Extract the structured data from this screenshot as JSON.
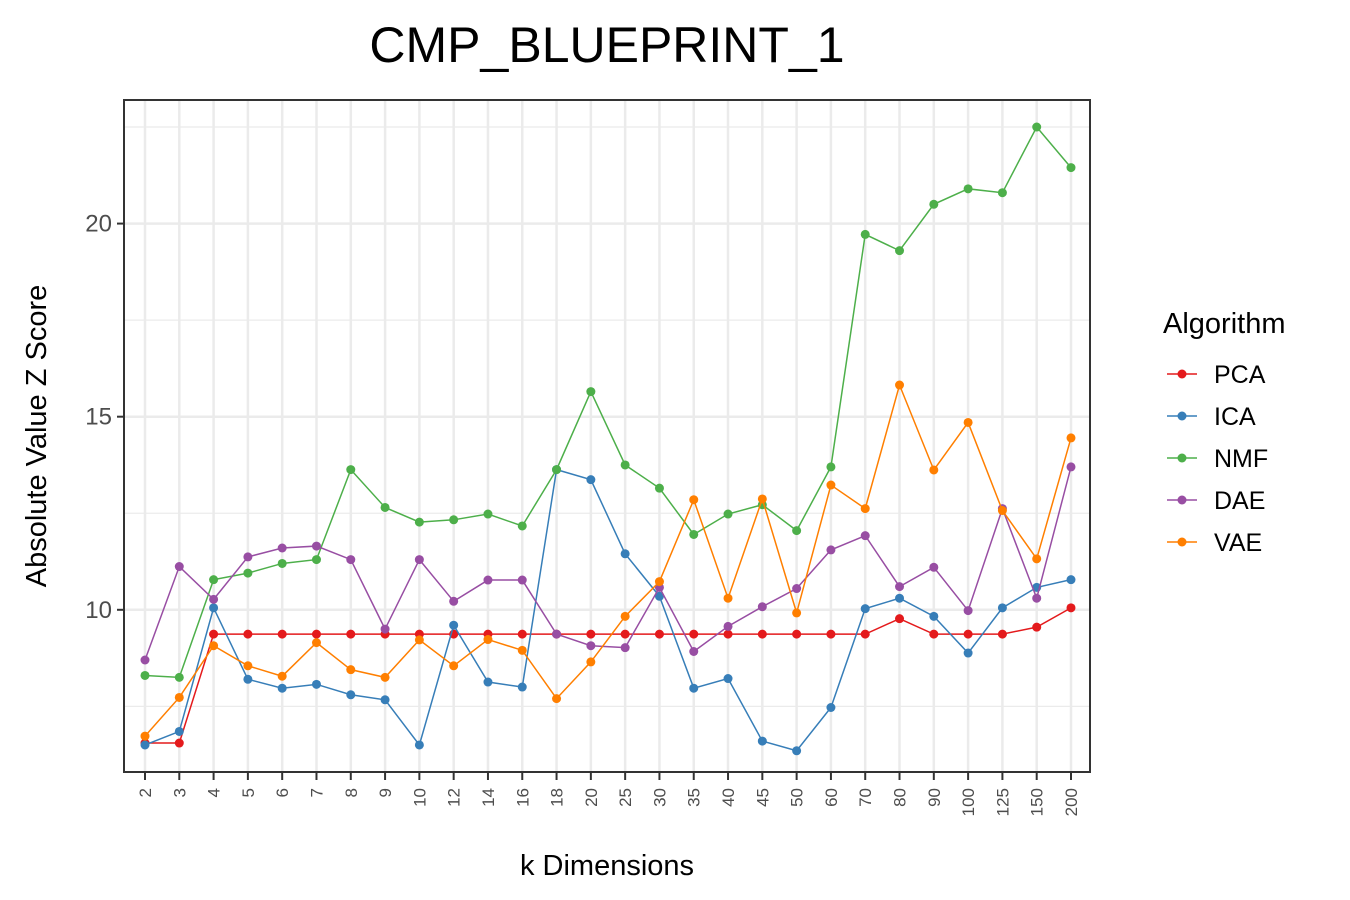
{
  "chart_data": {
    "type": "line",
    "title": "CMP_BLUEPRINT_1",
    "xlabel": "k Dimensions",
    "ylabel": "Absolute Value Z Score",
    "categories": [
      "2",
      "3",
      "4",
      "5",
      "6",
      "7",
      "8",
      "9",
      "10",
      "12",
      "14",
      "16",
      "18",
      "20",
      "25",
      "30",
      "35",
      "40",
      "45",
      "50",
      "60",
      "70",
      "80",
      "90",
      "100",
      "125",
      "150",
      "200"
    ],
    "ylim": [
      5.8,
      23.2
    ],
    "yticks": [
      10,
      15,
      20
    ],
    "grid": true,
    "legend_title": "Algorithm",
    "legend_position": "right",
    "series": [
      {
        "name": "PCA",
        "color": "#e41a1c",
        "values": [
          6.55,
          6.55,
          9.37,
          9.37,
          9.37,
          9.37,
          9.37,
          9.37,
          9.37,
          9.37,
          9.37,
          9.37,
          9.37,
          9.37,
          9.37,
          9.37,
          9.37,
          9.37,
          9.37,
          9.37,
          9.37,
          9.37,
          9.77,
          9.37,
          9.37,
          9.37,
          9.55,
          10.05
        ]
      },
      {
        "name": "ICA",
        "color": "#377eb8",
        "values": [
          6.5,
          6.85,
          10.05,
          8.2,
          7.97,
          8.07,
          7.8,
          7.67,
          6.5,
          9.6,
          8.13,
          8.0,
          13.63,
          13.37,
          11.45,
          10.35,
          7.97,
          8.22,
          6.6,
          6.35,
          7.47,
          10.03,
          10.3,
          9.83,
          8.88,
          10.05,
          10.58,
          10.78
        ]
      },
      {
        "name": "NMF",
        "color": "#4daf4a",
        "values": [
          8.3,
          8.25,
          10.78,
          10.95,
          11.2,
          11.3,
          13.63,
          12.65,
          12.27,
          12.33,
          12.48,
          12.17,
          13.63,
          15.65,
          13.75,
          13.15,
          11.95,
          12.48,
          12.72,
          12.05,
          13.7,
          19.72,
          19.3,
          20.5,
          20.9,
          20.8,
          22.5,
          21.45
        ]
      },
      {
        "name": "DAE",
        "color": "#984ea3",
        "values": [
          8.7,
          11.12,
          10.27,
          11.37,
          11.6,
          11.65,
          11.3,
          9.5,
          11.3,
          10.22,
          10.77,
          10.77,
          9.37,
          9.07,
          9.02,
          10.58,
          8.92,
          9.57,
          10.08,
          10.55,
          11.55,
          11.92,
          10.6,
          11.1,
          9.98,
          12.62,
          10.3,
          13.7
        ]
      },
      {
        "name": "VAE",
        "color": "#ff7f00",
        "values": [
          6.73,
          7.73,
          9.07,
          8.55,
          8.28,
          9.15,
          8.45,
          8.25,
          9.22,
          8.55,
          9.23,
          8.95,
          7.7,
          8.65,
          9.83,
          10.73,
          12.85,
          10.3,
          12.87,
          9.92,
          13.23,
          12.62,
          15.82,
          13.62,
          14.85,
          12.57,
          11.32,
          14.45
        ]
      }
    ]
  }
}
---------------
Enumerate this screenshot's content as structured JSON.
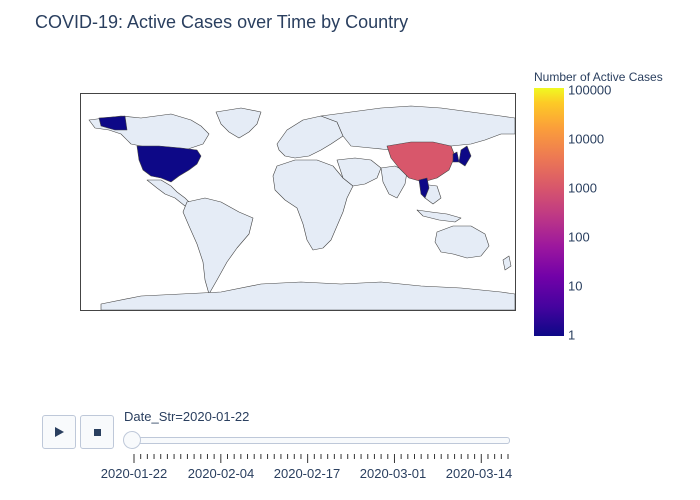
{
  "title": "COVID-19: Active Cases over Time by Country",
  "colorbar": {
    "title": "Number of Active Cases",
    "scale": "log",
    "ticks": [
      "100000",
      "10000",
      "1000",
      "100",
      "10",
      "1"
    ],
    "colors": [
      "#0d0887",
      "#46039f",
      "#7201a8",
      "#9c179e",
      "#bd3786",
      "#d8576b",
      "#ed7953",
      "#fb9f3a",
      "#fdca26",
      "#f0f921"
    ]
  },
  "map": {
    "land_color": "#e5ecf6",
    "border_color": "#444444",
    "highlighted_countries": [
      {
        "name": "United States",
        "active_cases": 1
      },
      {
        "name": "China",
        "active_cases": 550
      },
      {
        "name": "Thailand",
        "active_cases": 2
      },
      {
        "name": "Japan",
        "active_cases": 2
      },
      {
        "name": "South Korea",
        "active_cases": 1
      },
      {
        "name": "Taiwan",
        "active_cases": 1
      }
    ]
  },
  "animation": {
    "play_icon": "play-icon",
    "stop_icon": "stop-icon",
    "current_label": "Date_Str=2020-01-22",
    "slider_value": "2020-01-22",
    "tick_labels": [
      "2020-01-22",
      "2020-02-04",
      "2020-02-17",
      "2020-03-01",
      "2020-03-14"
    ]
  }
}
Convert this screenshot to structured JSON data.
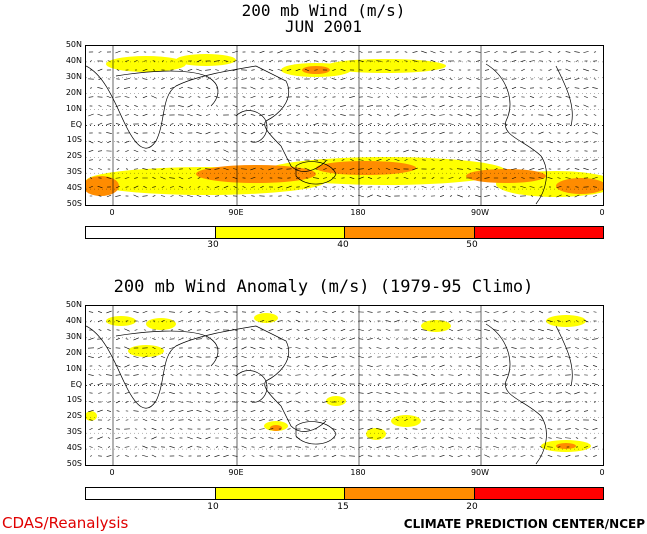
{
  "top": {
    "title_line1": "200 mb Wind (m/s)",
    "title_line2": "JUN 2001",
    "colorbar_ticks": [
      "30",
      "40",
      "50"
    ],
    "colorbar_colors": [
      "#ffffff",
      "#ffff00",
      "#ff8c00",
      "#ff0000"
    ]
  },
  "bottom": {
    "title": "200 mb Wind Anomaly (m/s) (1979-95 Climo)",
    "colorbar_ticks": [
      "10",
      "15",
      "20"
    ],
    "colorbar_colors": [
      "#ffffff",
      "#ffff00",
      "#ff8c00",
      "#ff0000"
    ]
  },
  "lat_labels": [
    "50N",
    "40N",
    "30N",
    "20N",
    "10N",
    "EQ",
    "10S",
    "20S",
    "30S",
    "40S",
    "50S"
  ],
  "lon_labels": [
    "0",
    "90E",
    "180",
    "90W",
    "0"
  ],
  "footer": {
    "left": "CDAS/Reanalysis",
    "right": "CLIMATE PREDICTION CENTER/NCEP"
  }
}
---------------
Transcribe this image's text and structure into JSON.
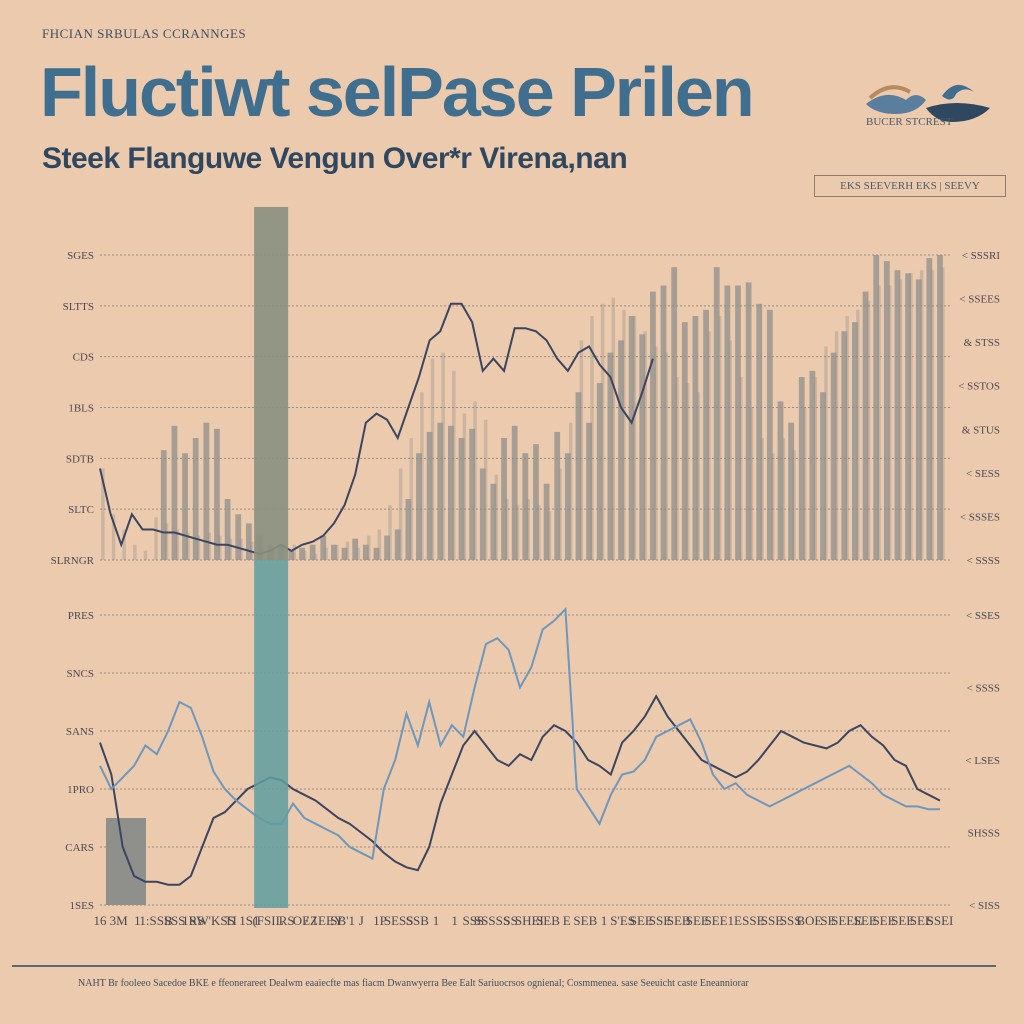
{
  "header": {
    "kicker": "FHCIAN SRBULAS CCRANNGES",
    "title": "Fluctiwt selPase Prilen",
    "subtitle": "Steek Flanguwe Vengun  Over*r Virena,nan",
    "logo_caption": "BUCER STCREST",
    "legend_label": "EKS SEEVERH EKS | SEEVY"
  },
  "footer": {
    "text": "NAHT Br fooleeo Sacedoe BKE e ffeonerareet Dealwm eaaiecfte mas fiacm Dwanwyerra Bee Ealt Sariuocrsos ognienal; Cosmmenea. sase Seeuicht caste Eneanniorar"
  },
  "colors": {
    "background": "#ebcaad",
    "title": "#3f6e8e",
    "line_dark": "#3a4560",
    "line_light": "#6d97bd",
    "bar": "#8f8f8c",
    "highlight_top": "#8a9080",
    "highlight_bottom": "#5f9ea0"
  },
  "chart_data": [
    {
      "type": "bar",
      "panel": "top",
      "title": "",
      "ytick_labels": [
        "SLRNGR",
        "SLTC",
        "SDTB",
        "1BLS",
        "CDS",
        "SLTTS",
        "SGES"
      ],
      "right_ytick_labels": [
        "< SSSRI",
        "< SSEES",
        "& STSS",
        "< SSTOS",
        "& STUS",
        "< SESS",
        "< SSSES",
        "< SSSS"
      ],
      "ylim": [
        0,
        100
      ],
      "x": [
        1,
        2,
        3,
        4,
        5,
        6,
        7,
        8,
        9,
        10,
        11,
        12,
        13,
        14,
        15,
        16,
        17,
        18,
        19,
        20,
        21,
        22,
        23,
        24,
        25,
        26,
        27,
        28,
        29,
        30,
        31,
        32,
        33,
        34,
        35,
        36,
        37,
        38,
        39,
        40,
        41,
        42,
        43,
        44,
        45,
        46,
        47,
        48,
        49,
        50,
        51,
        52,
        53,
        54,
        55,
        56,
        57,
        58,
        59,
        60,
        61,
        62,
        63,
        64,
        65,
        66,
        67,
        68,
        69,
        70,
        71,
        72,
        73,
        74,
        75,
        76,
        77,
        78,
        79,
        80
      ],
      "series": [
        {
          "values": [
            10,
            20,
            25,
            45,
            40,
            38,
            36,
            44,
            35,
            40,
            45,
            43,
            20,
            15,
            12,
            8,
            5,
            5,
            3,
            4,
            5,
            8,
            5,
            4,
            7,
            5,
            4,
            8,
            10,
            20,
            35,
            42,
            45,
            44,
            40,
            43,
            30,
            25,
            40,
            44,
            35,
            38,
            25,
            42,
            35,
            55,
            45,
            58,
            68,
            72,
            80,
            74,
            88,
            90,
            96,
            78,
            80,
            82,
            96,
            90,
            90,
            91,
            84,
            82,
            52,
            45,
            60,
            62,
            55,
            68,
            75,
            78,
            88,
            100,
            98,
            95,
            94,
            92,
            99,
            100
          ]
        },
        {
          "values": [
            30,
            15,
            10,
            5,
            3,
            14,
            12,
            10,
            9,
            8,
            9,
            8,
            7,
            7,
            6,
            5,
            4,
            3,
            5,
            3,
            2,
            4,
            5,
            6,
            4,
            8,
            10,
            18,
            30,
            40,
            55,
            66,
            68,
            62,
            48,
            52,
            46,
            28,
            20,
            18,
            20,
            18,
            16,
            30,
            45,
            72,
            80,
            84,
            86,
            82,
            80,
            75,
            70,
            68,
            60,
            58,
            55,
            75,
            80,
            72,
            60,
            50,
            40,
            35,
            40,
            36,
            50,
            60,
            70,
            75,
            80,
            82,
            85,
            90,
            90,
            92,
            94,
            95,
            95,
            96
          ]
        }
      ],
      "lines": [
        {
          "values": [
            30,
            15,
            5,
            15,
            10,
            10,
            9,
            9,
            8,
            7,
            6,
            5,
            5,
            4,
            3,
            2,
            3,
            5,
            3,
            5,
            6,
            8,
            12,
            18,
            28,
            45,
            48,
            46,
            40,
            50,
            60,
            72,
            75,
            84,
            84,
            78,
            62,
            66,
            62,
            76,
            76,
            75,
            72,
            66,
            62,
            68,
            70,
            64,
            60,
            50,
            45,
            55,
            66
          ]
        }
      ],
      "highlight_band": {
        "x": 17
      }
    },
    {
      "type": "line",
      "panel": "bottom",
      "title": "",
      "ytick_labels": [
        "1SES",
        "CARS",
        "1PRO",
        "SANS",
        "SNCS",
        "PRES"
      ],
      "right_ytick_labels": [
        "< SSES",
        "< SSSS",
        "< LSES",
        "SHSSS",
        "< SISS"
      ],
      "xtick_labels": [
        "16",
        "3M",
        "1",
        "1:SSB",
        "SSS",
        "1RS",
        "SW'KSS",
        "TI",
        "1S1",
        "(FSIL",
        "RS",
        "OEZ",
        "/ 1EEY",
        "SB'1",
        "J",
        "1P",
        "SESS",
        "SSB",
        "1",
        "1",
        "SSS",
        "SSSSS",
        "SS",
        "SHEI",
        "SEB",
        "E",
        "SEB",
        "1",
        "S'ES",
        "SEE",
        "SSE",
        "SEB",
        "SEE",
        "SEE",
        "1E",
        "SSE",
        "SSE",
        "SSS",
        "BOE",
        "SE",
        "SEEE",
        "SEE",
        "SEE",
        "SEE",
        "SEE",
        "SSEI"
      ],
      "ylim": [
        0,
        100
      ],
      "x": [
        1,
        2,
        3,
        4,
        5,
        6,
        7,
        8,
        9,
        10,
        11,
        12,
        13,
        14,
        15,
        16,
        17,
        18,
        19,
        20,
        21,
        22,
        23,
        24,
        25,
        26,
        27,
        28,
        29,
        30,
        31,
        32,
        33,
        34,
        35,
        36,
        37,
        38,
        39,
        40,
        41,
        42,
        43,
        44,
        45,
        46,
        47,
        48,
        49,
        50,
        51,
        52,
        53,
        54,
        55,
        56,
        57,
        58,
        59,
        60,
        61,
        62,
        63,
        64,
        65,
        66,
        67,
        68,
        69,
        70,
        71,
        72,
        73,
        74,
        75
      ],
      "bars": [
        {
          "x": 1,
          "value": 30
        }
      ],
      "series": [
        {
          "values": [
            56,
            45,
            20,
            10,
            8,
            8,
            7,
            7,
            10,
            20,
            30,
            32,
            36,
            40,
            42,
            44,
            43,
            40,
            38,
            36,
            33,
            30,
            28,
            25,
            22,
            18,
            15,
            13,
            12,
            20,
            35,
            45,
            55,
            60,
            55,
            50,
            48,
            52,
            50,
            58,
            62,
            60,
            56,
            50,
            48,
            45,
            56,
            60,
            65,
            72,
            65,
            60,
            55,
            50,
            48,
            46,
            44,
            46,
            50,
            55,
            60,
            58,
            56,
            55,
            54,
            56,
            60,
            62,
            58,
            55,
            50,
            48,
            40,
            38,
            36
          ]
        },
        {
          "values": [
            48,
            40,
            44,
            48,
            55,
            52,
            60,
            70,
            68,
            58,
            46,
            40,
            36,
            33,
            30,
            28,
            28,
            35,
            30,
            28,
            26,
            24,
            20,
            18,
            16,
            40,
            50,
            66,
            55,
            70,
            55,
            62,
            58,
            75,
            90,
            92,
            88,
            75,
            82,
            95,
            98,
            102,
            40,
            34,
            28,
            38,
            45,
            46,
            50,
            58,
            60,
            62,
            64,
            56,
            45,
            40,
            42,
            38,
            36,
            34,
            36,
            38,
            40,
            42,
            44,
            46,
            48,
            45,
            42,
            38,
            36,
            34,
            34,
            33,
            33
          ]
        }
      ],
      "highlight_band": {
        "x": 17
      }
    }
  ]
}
---------------
*AIM OF THE EXERCISE*
Locate the word "this" in the entries, and copy every line where it is found.

*RESPONSE TO THE TASK*
Extract the structured data from this screenshot as JSON.
Enumerate this screenshot's content as structured JSON.
Convert this screenshot to structured JSON data.
Transcribe this image's text and structure into JSON.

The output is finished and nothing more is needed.